▸ DATA SHOWN:
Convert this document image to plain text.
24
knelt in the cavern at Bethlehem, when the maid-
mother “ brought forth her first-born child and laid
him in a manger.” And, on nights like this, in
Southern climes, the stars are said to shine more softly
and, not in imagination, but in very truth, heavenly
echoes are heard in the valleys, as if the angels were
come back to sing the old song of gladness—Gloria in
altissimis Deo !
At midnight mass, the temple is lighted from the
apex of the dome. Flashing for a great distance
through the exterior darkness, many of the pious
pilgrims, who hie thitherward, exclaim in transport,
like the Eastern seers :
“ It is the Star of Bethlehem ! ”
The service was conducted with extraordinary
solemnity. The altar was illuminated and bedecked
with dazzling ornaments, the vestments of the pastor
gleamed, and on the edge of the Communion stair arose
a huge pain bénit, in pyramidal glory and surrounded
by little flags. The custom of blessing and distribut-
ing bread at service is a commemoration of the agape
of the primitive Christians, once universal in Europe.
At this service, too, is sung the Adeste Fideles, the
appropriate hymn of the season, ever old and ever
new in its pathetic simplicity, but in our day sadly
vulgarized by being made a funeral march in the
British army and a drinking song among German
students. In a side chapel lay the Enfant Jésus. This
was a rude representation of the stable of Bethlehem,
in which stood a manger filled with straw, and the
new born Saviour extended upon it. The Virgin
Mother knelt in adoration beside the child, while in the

▸ GOAL: Which lines above contain "song"? Show each of them.

▸ WORKED SOLUTION:
come back to sing the old song of gladness—Gloria in
British army and a drinking song among German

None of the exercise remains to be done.